## What you are asked to do
Look for "JSON" in each line of the entries, and return the matching lines.
# START OF Task input
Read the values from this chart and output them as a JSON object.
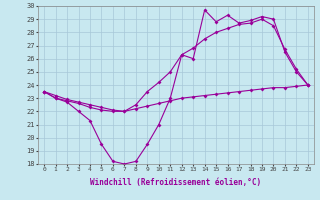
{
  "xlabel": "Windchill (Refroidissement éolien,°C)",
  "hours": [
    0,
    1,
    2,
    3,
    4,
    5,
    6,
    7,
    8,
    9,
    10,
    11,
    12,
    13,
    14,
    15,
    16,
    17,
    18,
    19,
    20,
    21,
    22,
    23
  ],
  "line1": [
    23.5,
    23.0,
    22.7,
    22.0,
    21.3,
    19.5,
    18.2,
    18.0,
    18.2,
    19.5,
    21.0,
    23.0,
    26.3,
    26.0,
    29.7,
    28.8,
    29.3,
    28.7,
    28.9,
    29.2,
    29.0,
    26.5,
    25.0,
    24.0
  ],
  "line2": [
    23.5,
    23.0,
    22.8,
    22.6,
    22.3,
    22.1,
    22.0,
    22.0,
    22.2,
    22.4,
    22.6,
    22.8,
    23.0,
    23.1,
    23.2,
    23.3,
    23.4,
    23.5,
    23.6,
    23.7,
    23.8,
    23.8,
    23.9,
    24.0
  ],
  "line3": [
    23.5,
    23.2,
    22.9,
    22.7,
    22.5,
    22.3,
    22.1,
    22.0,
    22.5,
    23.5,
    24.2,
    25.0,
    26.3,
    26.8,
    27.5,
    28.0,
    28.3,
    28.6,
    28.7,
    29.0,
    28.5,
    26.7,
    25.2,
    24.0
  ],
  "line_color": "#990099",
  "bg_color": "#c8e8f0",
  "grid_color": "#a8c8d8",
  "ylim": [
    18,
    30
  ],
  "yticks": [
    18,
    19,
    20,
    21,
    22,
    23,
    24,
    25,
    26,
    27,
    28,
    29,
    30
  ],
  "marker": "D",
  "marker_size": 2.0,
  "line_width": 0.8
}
# END OF Task input
# START OF Task input
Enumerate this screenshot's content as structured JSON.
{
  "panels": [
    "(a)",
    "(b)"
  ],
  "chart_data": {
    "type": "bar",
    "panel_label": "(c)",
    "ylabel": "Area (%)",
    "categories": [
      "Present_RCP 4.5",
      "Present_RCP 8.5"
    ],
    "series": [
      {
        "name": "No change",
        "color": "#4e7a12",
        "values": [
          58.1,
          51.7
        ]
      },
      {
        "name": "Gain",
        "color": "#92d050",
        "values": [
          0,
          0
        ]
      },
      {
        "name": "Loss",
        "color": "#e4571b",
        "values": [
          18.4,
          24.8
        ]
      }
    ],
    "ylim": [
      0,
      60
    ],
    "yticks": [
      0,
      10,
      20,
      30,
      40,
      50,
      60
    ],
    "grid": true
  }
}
# END OF Task input
## Answer below
Read the values from this chart and output them as a JSON object.
Enumerate this screenshot's content as structured JSON.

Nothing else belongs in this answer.